Set exercise ▸
Report how many lines of the following entries include the string "لاتخاف"; respond with the number alone.

··· Excerpted records ···

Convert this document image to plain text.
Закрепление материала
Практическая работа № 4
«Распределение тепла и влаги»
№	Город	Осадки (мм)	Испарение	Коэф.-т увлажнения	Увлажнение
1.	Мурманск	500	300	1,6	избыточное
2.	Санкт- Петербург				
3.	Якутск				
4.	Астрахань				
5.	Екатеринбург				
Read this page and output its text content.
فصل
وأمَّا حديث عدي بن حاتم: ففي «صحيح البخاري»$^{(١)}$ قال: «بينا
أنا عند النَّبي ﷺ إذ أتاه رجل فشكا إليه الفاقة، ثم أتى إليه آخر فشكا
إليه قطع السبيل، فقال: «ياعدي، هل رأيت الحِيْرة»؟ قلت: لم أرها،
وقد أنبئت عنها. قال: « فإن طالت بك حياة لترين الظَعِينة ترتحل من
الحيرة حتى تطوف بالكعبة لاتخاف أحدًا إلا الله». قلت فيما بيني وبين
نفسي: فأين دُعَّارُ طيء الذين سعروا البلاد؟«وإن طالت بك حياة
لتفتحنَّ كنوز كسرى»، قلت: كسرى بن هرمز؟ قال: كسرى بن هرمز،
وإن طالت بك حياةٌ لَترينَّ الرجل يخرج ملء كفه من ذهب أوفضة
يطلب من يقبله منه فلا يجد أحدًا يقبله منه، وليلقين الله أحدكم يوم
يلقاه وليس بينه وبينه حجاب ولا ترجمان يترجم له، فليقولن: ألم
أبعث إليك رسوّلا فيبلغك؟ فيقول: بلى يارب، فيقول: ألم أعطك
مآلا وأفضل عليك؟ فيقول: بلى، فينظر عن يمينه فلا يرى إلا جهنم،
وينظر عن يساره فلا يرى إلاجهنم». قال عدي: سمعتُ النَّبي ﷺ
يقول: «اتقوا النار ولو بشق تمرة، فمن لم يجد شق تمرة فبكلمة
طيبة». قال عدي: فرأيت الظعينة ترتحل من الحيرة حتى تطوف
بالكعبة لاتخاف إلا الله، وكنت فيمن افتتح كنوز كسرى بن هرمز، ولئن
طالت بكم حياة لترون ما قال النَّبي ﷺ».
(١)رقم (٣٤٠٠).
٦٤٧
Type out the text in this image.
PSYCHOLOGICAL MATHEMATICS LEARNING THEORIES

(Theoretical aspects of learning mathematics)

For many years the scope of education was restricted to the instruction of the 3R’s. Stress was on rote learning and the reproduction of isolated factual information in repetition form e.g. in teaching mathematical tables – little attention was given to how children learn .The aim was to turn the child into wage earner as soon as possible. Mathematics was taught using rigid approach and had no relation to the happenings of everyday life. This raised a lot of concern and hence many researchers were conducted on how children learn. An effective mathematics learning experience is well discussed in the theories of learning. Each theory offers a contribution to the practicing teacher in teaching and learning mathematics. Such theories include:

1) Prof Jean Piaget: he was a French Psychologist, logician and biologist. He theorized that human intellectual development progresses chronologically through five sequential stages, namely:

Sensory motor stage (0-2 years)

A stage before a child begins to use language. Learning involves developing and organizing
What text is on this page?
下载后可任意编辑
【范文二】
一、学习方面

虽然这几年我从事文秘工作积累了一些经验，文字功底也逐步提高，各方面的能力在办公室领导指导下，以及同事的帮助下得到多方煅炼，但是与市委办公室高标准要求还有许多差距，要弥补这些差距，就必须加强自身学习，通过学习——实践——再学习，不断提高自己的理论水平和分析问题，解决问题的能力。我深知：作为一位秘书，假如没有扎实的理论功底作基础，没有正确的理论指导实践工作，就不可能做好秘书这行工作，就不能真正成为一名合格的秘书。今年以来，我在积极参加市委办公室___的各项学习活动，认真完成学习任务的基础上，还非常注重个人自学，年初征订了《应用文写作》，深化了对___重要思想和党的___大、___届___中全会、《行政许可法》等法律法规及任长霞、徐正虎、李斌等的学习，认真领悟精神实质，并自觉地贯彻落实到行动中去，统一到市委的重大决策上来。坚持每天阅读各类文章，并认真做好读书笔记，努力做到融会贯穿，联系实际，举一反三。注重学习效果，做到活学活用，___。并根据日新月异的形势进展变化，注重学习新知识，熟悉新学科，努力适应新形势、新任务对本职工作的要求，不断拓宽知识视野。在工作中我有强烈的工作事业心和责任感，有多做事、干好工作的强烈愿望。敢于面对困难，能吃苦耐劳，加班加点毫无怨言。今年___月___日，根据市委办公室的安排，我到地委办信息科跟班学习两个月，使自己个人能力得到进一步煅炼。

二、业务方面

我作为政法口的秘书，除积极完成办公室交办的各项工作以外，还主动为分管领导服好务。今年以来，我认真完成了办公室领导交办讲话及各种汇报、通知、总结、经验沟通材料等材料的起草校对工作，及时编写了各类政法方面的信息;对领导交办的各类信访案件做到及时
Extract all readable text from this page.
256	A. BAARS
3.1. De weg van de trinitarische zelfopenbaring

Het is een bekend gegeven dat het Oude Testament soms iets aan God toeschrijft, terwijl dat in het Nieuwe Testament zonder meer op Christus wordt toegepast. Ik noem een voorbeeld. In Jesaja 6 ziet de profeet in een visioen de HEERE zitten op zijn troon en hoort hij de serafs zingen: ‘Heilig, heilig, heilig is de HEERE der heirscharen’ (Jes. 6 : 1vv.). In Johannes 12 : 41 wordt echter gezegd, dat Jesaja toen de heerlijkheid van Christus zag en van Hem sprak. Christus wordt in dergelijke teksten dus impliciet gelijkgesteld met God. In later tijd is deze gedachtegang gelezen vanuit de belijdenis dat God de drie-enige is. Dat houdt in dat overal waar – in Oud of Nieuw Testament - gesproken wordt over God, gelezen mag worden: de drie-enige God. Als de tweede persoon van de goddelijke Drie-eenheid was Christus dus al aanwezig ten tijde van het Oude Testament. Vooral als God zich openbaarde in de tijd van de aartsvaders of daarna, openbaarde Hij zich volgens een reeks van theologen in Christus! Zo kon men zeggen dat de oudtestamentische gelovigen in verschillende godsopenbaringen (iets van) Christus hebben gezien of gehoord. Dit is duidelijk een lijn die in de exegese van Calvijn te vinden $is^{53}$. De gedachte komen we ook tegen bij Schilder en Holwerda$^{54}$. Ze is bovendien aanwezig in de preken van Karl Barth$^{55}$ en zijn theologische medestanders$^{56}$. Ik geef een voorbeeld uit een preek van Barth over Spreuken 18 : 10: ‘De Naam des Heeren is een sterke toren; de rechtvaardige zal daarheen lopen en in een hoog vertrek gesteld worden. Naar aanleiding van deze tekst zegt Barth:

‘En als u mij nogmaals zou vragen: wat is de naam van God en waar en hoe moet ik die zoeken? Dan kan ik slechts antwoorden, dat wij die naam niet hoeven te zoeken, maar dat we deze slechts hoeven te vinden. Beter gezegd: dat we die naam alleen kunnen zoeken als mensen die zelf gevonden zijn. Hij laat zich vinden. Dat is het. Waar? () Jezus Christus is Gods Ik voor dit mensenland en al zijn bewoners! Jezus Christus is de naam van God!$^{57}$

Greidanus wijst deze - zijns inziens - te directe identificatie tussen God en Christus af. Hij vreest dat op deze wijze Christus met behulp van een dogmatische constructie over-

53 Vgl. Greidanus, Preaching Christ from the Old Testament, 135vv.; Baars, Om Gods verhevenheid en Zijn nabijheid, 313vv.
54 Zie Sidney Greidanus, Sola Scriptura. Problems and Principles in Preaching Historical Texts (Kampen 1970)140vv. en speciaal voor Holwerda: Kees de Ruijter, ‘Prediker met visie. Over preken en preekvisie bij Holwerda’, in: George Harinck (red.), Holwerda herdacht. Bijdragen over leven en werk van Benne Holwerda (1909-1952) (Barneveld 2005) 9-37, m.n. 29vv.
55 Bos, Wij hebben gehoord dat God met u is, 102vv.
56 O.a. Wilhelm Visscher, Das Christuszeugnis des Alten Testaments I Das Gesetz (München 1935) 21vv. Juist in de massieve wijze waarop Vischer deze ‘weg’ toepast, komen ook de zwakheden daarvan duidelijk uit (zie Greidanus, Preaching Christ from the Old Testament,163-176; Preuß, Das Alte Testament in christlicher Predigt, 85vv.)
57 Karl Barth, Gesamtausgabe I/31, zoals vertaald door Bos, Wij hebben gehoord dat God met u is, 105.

···

Solution ▸
2